[Data records]
<<<<
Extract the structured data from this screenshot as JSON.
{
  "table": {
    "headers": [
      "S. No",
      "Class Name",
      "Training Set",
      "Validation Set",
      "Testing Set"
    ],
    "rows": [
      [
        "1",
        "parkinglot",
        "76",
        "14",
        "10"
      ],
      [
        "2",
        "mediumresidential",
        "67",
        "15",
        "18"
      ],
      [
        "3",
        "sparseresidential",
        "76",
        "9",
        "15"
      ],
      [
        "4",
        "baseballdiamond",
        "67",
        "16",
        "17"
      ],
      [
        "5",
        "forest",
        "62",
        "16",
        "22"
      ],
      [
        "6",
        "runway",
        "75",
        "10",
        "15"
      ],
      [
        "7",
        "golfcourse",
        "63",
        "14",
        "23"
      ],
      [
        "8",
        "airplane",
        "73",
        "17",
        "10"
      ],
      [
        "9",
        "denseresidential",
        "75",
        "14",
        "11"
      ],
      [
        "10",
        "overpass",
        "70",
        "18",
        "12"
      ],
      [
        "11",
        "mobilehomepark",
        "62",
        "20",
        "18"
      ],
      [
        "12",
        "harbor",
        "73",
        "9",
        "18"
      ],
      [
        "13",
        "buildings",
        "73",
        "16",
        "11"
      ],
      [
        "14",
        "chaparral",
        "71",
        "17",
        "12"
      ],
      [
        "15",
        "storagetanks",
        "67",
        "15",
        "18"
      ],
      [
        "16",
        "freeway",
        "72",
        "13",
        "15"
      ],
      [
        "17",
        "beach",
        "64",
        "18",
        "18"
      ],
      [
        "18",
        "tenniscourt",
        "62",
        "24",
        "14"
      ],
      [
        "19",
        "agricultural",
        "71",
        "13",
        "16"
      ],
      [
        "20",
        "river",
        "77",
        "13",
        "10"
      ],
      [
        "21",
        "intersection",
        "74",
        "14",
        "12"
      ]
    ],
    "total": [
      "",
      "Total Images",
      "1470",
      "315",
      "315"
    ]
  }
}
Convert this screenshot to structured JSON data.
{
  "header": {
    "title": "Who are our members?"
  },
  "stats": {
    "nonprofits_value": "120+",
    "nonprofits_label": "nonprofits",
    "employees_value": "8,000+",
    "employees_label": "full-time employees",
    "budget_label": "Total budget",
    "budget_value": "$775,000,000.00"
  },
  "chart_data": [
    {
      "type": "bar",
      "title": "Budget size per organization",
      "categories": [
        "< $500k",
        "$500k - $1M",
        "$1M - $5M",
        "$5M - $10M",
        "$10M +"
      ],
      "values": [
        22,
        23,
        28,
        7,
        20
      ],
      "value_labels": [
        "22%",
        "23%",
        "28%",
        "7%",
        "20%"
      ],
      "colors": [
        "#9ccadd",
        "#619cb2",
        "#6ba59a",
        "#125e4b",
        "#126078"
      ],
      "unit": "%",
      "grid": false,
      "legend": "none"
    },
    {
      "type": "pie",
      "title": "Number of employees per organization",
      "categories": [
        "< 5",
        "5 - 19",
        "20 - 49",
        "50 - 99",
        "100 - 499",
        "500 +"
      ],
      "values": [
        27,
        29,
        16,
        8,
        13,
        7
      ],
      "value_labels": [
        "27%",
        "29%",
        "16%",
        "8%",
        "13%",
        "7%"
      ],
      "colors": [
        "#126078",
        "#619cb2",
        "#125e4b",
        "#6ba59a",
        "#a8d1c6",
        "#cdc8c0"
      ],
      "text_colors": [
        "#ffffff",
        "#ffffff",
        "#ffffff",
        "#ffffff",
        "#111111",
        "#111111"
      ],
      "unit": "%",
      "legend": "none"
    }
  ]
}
>>>>
» Written exercise: Reproduce, word for word, every line starting at the line that contains "Convert this screenshot" and ending with the final line of the entries.

» Completed exercise:
Convert this screenshot to structured JSON data.
{
  "header": {
    "title": "Who are our members?"
  },
  "stats": {
    "nonprofits_value": "120+",
    "nonprofits_label": "nonprofits",
    "employees_value": "8,000+",
    "employees_label": "full-time employees",
    "budget_label": "Total budget",
    "budget_value": "$775,000,000.00"
  },
  "chart_data": [
    {
      "type": "bar",
      "title": "Budget size per organization",
      "categories": [
        "< $500k",
        "$500k - $1M",
        "$1M - $5M",
        "$5M - $10M",
        "$10M +"
      ],
      "values": [
        22,
        23,
        28,
        7,
        20
      ],
      "value_labels": [
        "22%",
        "23%",
        "28%",
        "7%",
        "20%"
      ],
      "colors": [
        "#9ccadd",
        "#619cb2",
        "#6ba59a",
        "#125e4b",
        "#126078"
      ],
      "unit": "%",
      "grid": false,
      "legend": "none"
    },
    {
      "type": "pie",
      "title": "Number of employees per organization",
      "categories": [
        "< 5",
        "5 - 19",
        "20 - 49",
        "50 - 99",
        "100 - 499",
        "500 +"
      ],
      "values": [
        27,
        29,
        16,
        8,
        13,
        7
      ],
      "value_labels": [
        "27%",
        "29%",
        "16%",
        "8%",
        "13%",
        "7%"
      ],
      "colors": [
        "#126078",
        "#619cb2",
        "#125e4b",
        "#6ba59a",
        "#a8d1c6",
        "#cdc8c0"
      ],
      "text_colors": [
        "#ffffff",
        "#ffffff",
        "#ffffff",
        "#ffffff",
        "#111111",
        "#111111"
      ],
      "unit": "%",
      "legend": "none"
    }
  ]
}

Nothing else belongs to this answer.